■ **Aufgabenstellung**
Gib alle folgenden Zeilen als nummerierte Liste aus und lass Leerzeilen weg. Die Bilder kommen nicht in die Antwort.

■ **Aufgabendaten**
=======

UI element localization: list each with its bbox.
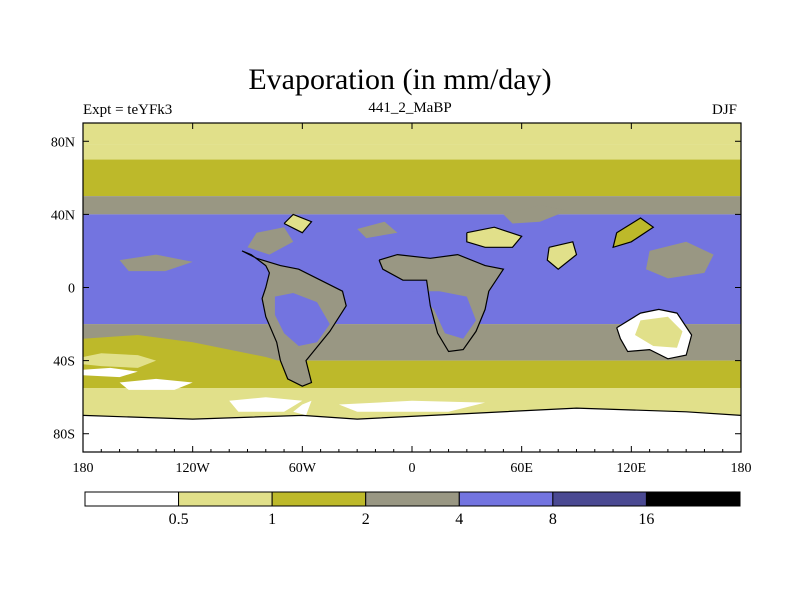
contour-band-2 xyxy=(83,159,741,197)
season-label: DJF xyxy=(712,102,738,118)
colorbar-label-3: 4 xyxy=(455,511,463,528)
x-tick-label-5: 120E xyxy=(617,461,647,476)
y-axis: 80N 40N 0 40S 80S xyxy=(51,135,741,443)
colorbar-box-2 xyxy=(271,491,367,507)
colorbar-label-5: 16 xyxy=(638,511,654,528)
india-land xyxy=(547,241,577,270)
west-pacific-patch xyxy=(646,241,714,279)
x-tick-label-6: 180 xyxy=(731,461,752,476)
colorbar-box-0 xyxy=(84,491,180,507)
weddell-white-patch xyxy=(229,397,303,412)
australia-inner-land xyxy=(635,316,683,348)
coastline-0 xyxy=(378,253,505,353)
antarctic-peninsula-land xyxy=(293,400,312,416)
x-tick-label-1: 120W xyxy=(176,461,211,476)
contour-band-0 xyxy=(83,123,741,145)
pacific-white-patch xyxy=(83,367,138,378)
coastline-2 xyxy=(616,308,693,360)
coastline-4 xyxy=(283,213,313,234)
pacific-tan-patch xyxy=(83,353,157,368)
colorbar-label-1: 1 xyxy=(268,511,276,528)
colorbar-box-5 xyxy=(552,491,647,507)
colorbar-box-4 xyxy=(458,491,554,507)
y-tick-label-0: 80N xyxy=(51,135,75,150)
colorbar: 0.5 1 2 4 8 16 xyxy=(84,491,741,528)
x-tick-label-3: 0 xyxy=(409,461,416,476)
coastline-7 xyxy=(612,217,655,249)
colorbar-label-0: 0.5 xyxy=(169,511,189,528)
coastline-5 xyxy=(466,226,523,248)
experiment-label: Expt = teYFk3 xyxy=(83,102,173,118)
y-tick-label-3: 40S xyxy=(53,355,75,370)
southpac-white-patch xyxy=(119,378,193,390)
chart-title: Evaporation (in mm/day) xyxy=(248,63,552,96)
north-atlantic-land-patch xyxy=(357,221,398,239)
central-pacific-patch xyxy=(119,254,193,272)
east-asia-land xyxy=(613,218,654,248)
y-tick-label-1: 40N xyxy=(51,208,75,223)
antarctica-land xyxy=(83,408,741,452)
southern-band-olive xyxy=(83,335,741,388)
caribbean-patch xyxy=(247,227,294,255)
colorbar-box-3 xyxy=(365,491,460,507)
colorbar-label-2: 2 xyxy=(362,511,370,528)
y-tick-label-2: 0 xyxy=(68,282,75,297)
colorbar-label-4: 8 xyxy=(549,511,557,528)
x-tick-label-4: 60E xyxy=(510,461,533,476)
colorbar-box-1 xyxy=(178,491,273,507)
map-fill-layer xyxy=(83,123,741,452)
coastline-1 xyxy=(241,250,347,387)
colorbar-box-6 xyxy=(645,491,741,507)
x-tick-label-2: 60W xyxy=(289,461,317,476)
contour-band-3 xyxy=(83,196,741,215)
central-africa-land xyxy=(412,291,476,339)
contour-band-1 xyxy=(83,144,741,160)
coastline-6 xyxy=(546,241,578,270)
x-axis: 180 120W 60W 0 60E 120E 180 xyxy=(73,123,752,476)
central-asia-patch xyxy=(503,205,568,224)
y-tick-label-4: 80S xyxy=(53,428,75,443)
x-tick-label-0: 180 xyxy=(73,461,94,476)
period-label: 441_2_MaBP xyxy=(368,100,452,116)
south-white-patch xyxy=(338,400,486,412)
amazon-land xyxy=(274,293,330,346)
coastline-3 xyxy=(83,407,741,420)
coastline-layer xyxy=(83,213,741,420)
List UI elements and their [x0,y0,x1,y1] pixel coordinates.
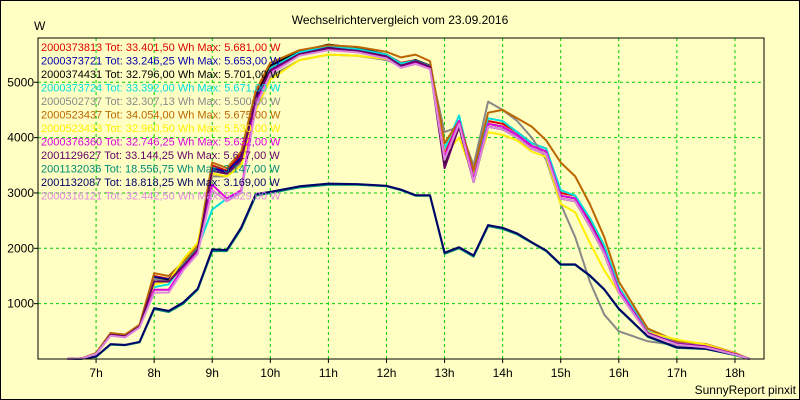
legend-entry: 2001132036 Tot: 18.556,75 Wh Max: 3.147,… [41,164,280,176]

=======

■ **Die Lösung**
1. UI element localization: list each with its bbox.
2. contour-band-2 xyxy=(83,159,741,197)
3. season-label: DJF xyxy=(712,102,738,118)
4. colorbar-label-3: 4 xyxy=(455,511,463,528)
5. x-tick-label-5: 120E xyxy=(617,461,647,476)
6. y-axis: 80N 40N 0 40S 80S xyxy=(51,135,741,443)
7. colorbar-box-2 xyxy=(271,491,367,507)
8. colorbar-label-5: 16 xyxy=(638,511,654,528)
9. india-land xyxy=(547,241,577,270)
10. west-pacific-patch xyxy=(646,241,714,279)
11. x-tick-label-6: 180 xyxy=(731,461,752,476)
12. colorbar-box-0 xyxy=(84,491,180,507)
13. weddell-white-patch xyxy=(229,397,303,412)
14. australia-inner-land xyxy=(635,316,683,348)
15. coastline-0 xyxy=(378,253,505,353)
16. antarctic-peninsula-land xyxy=(293,400,312,416)
17. x-tick-label-1: 120W xyxy=(176,461,211,476)
18. contour-band-0 xyxy=(83,123,741,145)
19. pacific-white-patch xyxy=(83,367,138,378)
20. coastline-2 xyxy=(616,308,693,360)
21. coastline-4 xyxy=(283,213,313,234)
22. pacific-tan-patch xyxy=(83,353,157,368)
23. colorbar-label-1: 1 xyxy=(268,511,276,528)
24. colorbar-box-5 xyxy=(552,491,647,507)
25. colorbar-box-4 xyxy=(458,491,554,507)
26. y-tick-label-0: 80N xyxy=(51,135,75,150)
27. colorbar: 0.5 1 2 4 8 16 xyxy=(84,491,741,528)
28. x-tick-label-3: 0 xyxy=(409,461,416,476)
29. coastline-7 xyxy=(612,217,655,249)
30. colorbar-label-0: 0.5 xyxy=(169,511,189,528)
31. coastline-5 xyxy=(466,226,523,248)
32. experiment-label: Expt = teYFk3 xyxy=(83,102,173,118)
33. y-tick-label-3: 40S xyxy=(53,355,75,370)
34. southpac-white-patch xyxy=(119,378,193,390)
35. chart-title: Evaporation (in mm/day) xyxy=(248,63,552,96)
36. north-atlantic-land-patch xyxy=(357,221,398,239)
37. central-pacific-patch xyxy=(119,254,193,272)
38. east-asia-land xyxy=(613,218,654,248)
39. y-tick-label-1: 40N xyxy=(51,208,75,223)
40. antarctica-land xyxy=(83,408,741,452)
41. southern-band-olive xyxy=(83,335,741,388)
42. caribbean-patch xyxy=(247,227,294,255)
43. colorbar-box-3 xyxy=(365,491,460,507)
44. colorbar-label-2: 2 xyxy=(362,511,370,528)
45. y-tick-label-2: 0 xyxy=(68,282,75,297)
46. colorbar-label-4: 8 xyxy=(549,511,557,528)
47. x-tick-label-4: 60E xyxy=(510,461,533,476)
48. colorbar-box-1 xyxy=(178,491,273,507)
49. map-fill-layer xyxy=(83,123,741,452)
50. coastline-1 xyxy=(241,250,347,387)
51. colorbar-box-6 xyxy=(645,491,741,507)
52. x-tick-label-2: 60W xyxy=(289,461,317,476)
53. contour-band-3 xyxy=(83,196,741,215)
54. central-africa-land xyxy=(412,291,476,339)
55. contour-band-1 xyxy=(83,144,741,160)
56. coastline-6 xyxy=(546,241,578,270)
57. x-axis: 180 120W 60W 0 60E 120E 180 xyxy=(73,123,752,476)
58. central-asia-patch xyxy=(503,205,568,224)
59. y-tick-label-4: 80S xyxy=(53,428,75,443)
60. x-tick-label-0: 180 xyxy=(73,461,94,476)
61. period-label: 441_2_MaBP xyxy=(368,100,452,116)
62. south-white-patch xyxy=(338,400,486,412)
63. amazon-land xyxy=(274,293,330,346)
64. coastline-3 xyxy=(83,407,741,420)
65. coastline-layer xyxy=(83,213,741,420)
66. List UI elements and their [x0,y0,x1,y1] pixel coordinates.
67. legend-entry: 2001132036 Tot: 18.556,75 Wh Max: 3.147,… [41,164,280,176]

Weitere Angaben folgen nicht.